WORK INSTRUCTIONS —
Copy out each line below that has the word "малоинвазивной" in it.

EXTRACTED DATA —

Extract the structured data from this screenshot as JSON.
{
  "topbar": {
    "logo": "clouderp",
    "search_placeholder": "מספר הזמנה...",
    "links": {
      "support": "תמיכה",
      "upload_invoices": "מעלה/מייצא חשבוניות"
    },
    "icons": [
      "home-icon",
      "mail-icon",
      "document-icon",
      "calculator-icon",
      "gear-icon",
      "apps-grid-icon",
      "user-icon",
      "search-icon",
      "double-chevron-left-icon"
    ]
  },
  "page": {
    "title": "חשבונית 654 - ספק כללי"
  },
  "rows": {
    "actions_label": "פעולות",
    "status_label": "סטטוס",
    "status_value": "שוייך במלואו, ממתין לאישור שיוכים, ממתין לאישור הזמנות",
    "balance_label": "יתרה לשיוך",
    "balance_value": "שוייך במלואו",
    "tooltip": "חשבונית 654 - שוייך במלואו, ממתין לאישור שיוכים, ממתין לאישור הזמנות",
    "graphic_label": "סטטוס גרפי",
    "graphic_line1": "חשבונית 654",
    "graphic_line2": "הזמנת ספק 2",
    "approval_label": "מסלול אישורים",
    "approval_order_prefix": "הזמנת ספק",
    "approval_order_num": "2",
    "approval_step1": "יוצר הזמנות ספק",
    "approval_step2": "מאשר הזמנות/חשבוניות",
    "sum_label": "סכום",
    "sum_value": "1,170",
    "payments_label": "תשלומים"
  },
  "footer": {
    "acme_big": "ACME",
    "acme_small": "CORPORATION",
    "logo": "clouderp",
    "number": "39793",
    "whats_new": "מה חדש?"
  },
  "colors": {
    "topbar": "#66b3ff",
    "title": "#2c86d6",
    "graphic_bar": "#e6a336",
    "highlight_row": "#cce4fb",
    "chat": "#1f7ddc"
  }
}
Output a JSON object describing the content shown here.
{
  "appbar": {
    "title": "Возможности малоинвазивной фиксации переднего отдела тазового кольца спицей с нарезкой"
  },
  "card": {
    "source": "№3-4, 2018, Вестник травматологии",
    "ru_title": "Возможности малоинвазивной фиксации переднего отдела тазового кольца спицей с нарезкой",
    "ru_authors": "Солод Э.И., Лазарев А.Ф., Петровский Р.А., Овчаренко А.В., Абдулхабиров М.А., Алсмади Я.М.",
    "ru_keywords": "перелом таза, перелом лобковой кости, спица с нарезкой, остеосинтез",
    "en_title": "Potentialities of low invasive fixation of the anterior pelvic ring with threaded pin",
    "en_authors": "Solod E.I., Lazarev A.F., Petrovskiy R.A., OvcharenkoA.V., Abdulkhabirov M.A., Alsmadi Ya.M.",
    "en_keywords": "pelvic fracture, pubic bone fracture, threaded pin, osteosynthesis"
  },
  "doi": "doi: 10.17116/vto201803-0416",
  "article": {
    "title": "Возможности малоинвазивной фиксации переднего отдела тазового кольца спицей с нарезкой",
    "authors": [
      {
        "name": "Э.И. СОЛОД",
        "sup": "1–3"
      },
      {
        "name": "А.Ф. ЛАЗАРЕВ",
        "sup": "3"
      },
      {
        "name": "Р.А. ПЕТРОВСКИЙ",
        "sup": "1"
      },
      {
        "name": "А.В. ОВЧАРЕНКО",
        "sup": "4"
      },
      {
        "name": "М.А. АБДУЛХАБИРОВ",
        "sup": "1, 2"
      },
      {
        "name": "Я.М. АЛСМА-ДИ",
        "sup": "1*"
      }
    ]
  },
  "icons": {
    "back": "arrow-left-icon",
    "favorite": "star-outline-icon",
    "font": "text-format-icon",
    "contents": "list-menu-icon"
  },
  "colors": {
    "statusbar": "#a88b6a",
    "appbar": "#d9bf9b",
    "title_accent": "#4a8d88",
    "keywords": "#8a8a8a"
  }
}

SOLUTION TO THIS EXERCISE —
    "title": "Возможности малоинвазивной фиксации переднего отдела тазового кольца спицей с нарезкой"
    "ru_title": "Возможности малоинвазивной фиксации переднего отдела тазового кольца спицей с нарезкой",
    "title": "Возможности малоинвазивной фиксации переднего отдела тазового кольца спицей с нарезкой",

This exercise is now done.